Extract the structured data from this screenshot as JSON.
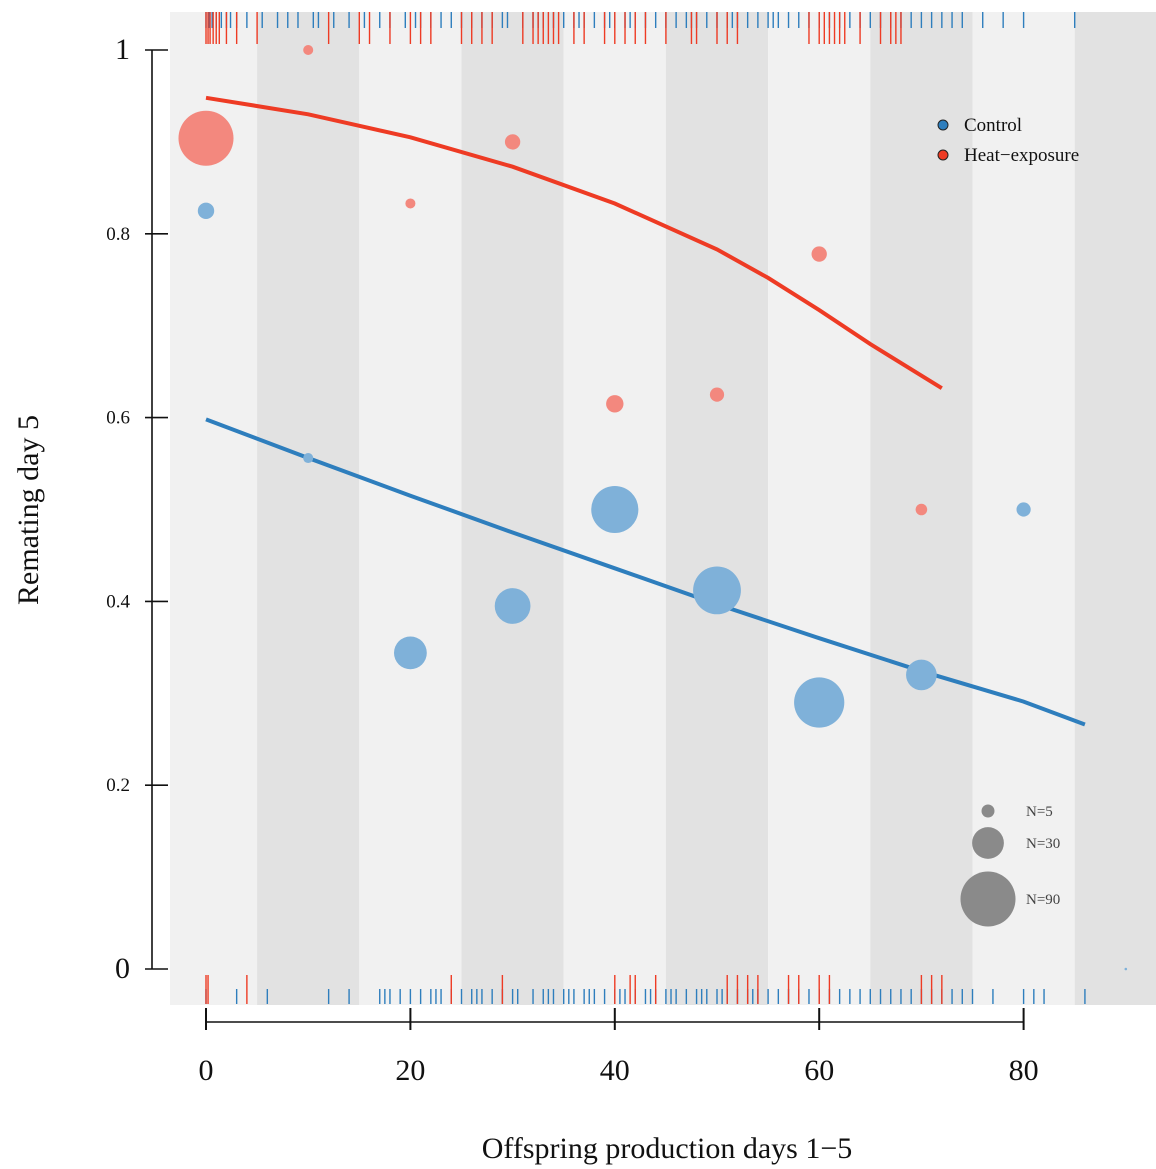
{
  "chart_data": {
    "type": "scatter",
    "xlabel": "Offspring production days 1−5",
    "ylabel": "Remating day 5",
    "xlim": [
      -7,
      93
    ],
    "ylim": [
      -0.05,
      1.04
    ],
    "x_ticks": [
      0,
      20,
      40,
      60,
      80
    ],
    "x_tick_labels": [
      "0",
      "20",
      "40",
      "60",
      "80"
    ],
    "y_ticks": [
      0,
      0.2,
      0.4,
      0.6,
      0.8,
      1
    ],
    "y_tick_labels": [
      "0",
      "0.2",
      "0.4",
      "0.6",
      "0.8",
      "1"
    ],
    "background_bands": {
      "width": 10,
      "start": -5,
      "colors": [
        "#f1f1f1",
        "#e2e2e2"
      ]
    },
    "colors": {
      "control": "#2e7ebd",
      "control_points": "#7fb1d9",
      "heat": "#ee3b24",
      "heat_points": "#f3887e",
      "size_key": "#8a8a8a"
    },
    "legend": {
      "placement": "top-right",
      "entries": [
        {
          "label": "Control",
          "color": "#2e7ebd"
        },
        {
          "label": "Heat−exposure",
          "color": "#ee3b24"
        }
      ]
    },
    "size_legend": {
      "placement": "bottom-right",
      "entries": [
        {
          "label": "N=5",
          "n": 5
        },
        {
          "label": "N=30",
          "n": 30
        },
        {
          "label": "N=90",
          "n": 90
        }
      ]
    },
    "series": [
      {
        "name": "Control",
        "points": [
          {
            "x": 0,
            "y": 0.825,
            "n": 8
          },
          {
            "x": 10,
            "y": 0.556,
            "n": 3
          },
          {
            "x": 20,
            "y": 0.344,
            "n": 32
          },
          {
            "x": 30,
            "y": 0.395,
            "n": 38
          },
          {
            "x": 40,
            "y": 0.5,
            "n": 66
          },
          {
            "x": 50,
            "y": 0.412,
            "n": 68
          },
          {
            "x": 60,
            "y": 0.29,
            "n": 75
          },
          {
            "x": 70,
            "y": 0.32,
            "n": 28
          },
          {
            "x": 80,
            "y": 0.5,
            "n": 6
          },
          {
            "x": 90,
            "y": 0.0,
            "n": 0.2
          }
        ],
        "fit": {
          "x": [
            0,
            10,
            20,
            30,
            40,
            50,
            60,
            70,
            80,
            86
          ],
          "y": [
            0.598,
            0.556,
            0.515,
            0.475,
            0.436,
            0.397,
            0.36,
            0.324,
            0.291,
            0.266
          ]
        },
        "rug_top_x": [
          0,
          0.3,
          0.6,
          1,
          1.5,
          2,
          2.4,
          3,
          4,
          5.5,
          7,
          8,
          9,
          10.5,
          11,
          12.5,
          14,
          15.5,
          17,
          18,
          19.5,
          20.5,
          21,
          22,
          23,
          24,
          25,
          26,
          27,
          28,
          29,
          29.5,
          31,
          32,
          32.5,
          33,
          34,
          35,
          36,
          36.5,
          37,
          38,
          39,
          39.5,
          40,
          41,
          41.5,
          42,
          43,
          44,
          45,
          46,
          47,
          47.5,
          48,
          49,
          50,
          51,
          51.5,
          52,
          53,
          54,
          55,
          55.5,
          56,
          57,
          58,
          59,
          60,
          61,
          62,
          63,
          64,
          65,
          66,
          67,
          68,
          69,
          70,
          71,
          72,
          73,
          74,
          76,
          78,
          80,
          85
        ],
        "rug_bottom_x": [
          0,
          3,
          6,
          12,
          14,
          17,
          17.5,
          18,
          19,
          20,
          21,
          22,
          22.5,
          23,
          24,
          25,
          26,
          26.5,
          27,
          28,
          29,
          30,
          30.5,
          32,
          33,
          33.5,
          34,
          35,
          35.5,
          36,
          37,
          37.5,
          38,
          39,
          40,
          40.5,
          41,
          42,
          43,
          43.5,
          44,
          45,
          45.5,
          46,
          47,
          48,
          48.5,
          49,
          50,
          50.5,
          51,
          52,
          53,
          53.5,
          54,
          55,
          56,
          57,
          58,
          59,
          60,
          61,
          62,
          63,
          64,
          65,
          66,
          67,
          68,
          69,
          70,
          71,
          72,
          73,
          74,
          75,
          77,
          80,
          81,
          82,
          86
        ]
      },
      {
        "name": "Heat−exposure",
        "points": [
          {
            "x": 0,
            "y": 0.904,
            "n": 90
          },
          {
            "x": 10,
            "y": 1.0,
            "n": 3
          },
          {
            "x": 20,
            "y": 0.833,
            "n": 3
          },
          {
            "x": 30,
            "y": 0.9,
            "n": 7
          },
          {
            "x": 40,
            "y": 0.615,
            "n": 9
          },
          {
            "x": 50,
            "y": 0.625,
            "n": 6
          },
          {
            "x": 60,
            "y": 0.778,
            "n": 7
          },
          {
            "x": 70,
            "y": 0.5,
            "n": 4
          }
        ],
        "fit": {
          "x": [
            0,
            10,
            20,
            30,
            40,
            50,
            55,
            60,
            65,
            72
          ],
          "y": [
            0.948,
            0.93,
            0.905,
            0.873,
            0.833,
            0.783,
            0.752,
            0.717,
            0.68,
            0.632
          ]
        },
        "rug_top_x": [
          0,
          0.2,
          0.4,
          0.7,
          1,
          1.3,
          2,
          3,
          5,
          12,
          15,
          16,
          18,
          20,
          21,
          22,
          25,
          26,
          27,
          28,
          31,
          32,
          32.5,
          33,
          33.5,
          34,
          34.5,
          36,
          37,
          39,
          40,
          41,
          42,
          43,
          45,
          47.5,
          48,
          50,
          51,
          52,
          59,
          60,
          60.5,
          61,
          61.5,
          62,
          62.5,
          64,
          66,
          67,
          67.5,
          68
        ],
        "rug_bottom_x": [
          0,
          0.2,
          4,
          24,
          29,
          40,
          41.5,
          42,
          44,
          51,
          52,
          53,
          54,
          57,
          58,
          60,
          61,
          70,
          71,
          72
        ]
      }
    ]
  }
}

--------------------------------

Exercise directions: Transcribe the material exactly, keeping every word and none of the pictures.

Exercise response:
Extract the structured data from this screenshot as JSON.
{
  "chart_data": {
    "type": "scatter",
    "xlabel": "Offspring production days 1−5",
    "ylabel": "Remating day 5",
    "xlim": [
      -7,
      93
    ],
    "ylim": [
      -0.05,
      1.04
    ],
    "x_ticks": [
      0,
      20,
      40,
      60,
      80
    ],
    "x_tick_labels": [
      "0",
      "20",
      "40",
      "60",
      "80"
    ],
    "y_ticks": [
      0,
      0.2,
      0.4,
      0.6,
      0.8,
      1
    ],
    "y_tick_labels": [
      "0",
      "0.2",
      "0.4",
      "0.6",
      "0.8",
      "1"
    ],
    "background_bands": {
      "width": 10,
      "start": -5,
      "colors": [
        "#f1f1f1",
        "#e2e2e2"
      ]
    },
    "colors": {
      "control": "#2e7ebd",
      "control_points": "#7fb1d9",
      "heat": "#ee3b24",
      "heat_points": "#f3887e",
      "size_key": "#8a8a8a"
    },
    "legend": {
      "placement": "top-right",
      "entries": [
        {
          "label": "Control",
          "color": "#2e7ebd"
        },
        {
          "label": "Heat−exposure",
          "color": "#ee3b24"
        }
      ]
    },
    "size_legend": {
      "placement": "bottom-right",
      "entries": [
        {
          "label": "N=5",
          "n": 5
        },
        {
          "label": "N=30",
          "n": 30
        },
        {
          "label": "N=90",
          "n": 90
        }
      ]
    },
    "series": [
      {
        "name": "Control",
        "points": [
          {
            "x": 0,
            "y": 0.825,
            "n": 8
          },
          {
            "x": 10,
            "y": 0.556,
            "n": 3
          },
          {
            "x": 20,
            "y": 0.344,
            "n": 32
          },
          {
            "x": 30,
            "y": 0.395,
            "n": 38
          },
          {
            "x": 40,
            "y": 0.5,
            "n": 66
          },
          {
            "x": 50,
            "y": 0.412,
            "n": 68
          },
          {
            "x": 60,
            "y": 0.29,
            "n": 75
          },
          {
            "x": 70,
            "y": 0.32,
            "n": 28
          },
          {
            "x": 80,
            "y": 0.5,
            "n": 6
          },
          {
            "x": 90,
            "y": 0.0,
            "n": 0.2
          }
        ],
        "fit": {
          "x": [
            0,
            10,
            20,
            30,
            40,
            50,
            60,
            70,
            80,
            86
          ],
          "y": [
            0.598,
            0.556,
            0.515,
            0.475,
            0.436,
            0.397,
            0.36,
            0.324,
            0.291,
            0.266
          ]
        },
        "rug_top_x": [
          0,
          0.3,
          0.6,
          1,
          1.5,
          2,
          2.4,
          3,
          4,
          5.5,
          7,
          8,
          9,
          10.5,
          11,
          12.5,
          14,
          15.5,
          17,
          18,
          19.5,
          20.5,
          21,
          22,
          23,
          24,
          25,
          26,
          27,
          28,
          29,
          29.5,
          31,
          32,
          32.5,
          33,
          34,
          35,
          36,
          36.5,
          37,
          38,
          39,
          39.5,
          40,
          41,
          41.5,
          42,
          43,
          44,
          45,
          46,
          47,
          47.5,
          48,
          49,
          50,
          51,
          51.5,
          52,
          53,
          54,
          55,
          55.5,
          56,
          57,
          58,
          59,
          60,
          61,
          62,
          63,
          64,
          65,
          66,
          67,
          68,
          69,
          70,
          71,
          72,
          73,
          74,
          76,
          78,
          80,
          85
        ],
        "rug_bottom_x": [
          0,
          3,
          6,
          12,
          14,
          17,
          17.5,
          18,
          19,
          20,
          21,
          22,
          22.5,
          23,
          24,
          25,
          26,
          26.5,
          27,
          28,
          29,
          30,
          30.5,
          32,
          33,
          33.5,
          34,
          35,
          35.5,
          36,
          37,
          37.5,
          38,
          39,
          40,
          40.5,
          41,
          42,
          43,
          43.5,
          44,
          45,
          45.5,
          46,
          47,
          48,
          48.5,
          49,
          50,
          50.5,
          51,
          52,
          53,
          53.5,
          54,
          55,
          56,
          57,
          58,
          59,
          60,
          61,
          62,
          63,
          64,
          65,
          66,
          67,
          68,
          69,
          70,
          71,
          72,
          73,
          74,
          75,
          77,
          80,
          81,
          82,
          86
        ]
      },
      {
        "name": "Heat−exposure",
        "points": [
          {
            "x": 0,
            "y": 0.904,
            "n": 90
          },
          {
            "x": 10,
            "y": 1.0,
            "n": 3
          },
          {
            "x": 20,
            "y": 0.833,
            "n": 3
          },
          {
            "x": 30,
            "y": 0.9,
            "n": 7
          },
          {
            "x": 40,
            "y": 0.615,
            "n": 9
          },
          {
            "x": 50,
            "y": 0.625,
            "n": 6
          },
          {
            "x": 60,
            "y": 0.778,
            "n": 7
          },
          {
            "x": 70,
            "y": 0.5,
            "n": 4
          }
        ],
        "fit": {
          "x": [
            0,
            10,
            20,
            30,
            40,
            50,
            55,
            60,
            65,
            72
          ],
          "y": [
            0.948,
            0.93,
            0.905,
            0.873,
            0.833,
            0.783,
            0.752,
            0.717,
            0.68,
            0.632
          ]
        },
        "rug_top_x": [
          0,
          0.2,
          0.4,
          0.7,
          1,
          1.3,
          2,
          3,
          5,
          12,
          15,
          16,
          18,
          20,
          21,
          22,
          25,
          26,
          27,
          28,
          31,
          32,
          32.5,
          33,
          33.5,
          34,
          34.5,
          36,
          37,
          39,
          40,
          41,
          42,
          43,
          45,
          47.5,
          48,
          50,
          51,
          52,
          59,
          60,
          60.5,
          61,
          61.5,
          62,
          62.5,
          64,
          66,
          67,
          67.5,
          68
        ],
        "rug_bottom_x": [
          0,
          0.2,
          4,
          24,
          29,
          40,
          41.5,
          42,
          44,
          51,
          52,
          53,
          54,
          57,
          58,
          60,
          61,
          70,
          71,
          72
        ]
      }
    ]
  }
}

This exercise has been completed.